Your objective
Find the lines containing the word "TRANSFORMADOR" and copy every one of them.

Dataset content
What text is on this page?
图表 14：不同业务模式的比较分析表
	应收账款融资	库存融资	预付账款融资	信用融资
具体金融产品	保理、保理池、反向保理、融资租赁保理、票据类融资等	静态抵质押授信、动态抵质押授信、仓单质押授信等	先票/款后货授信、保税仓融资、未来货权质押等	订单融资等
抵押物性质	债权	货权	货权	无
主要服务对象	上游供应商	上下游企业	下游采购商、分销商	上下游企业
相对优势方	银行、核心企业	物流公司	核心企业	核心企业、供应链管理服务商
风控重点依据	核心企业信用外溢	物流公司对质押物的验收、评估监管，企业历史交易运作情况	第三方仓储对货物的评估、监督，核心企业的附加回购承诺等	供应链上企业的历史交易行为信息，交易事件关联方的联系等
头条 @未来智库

...

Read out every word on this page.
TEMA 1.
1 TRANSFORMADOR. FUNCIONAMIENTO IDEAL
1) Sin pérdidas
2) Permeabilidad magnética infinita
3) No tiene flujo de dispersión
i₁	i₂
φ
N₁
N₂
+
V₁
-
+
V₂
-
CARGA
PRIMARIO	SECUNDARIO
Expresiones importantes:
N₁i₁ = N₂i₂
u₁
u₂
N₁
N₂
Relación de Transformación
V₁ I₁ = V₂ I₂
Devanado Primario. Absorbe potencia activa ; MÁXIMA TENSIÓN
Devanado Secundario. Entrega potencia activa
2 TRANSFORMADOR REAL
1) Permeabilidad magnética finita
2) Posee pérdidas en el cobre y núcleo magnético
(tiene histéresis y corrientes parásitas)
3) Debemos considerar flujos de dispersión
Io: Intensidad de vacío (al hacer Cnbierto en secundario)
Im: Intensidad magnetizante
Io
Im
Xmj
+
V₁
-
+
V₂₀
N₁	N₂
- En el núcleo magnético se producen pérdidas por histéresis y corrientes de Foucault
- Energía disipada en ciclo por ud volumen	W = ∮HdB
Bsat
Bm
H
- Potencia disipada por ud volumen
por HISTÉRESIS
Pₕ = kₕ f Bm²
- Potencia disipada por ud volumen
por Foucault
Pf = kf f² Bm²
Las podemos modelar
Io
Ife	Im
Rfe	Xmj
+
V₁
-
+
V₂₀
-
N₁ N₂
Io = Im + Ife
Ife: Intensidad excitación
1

Solution to this task
1 TRANSFORMADOR. FUNCIONAMIENTO IDEAL
2 TRANSFORMADOR REAL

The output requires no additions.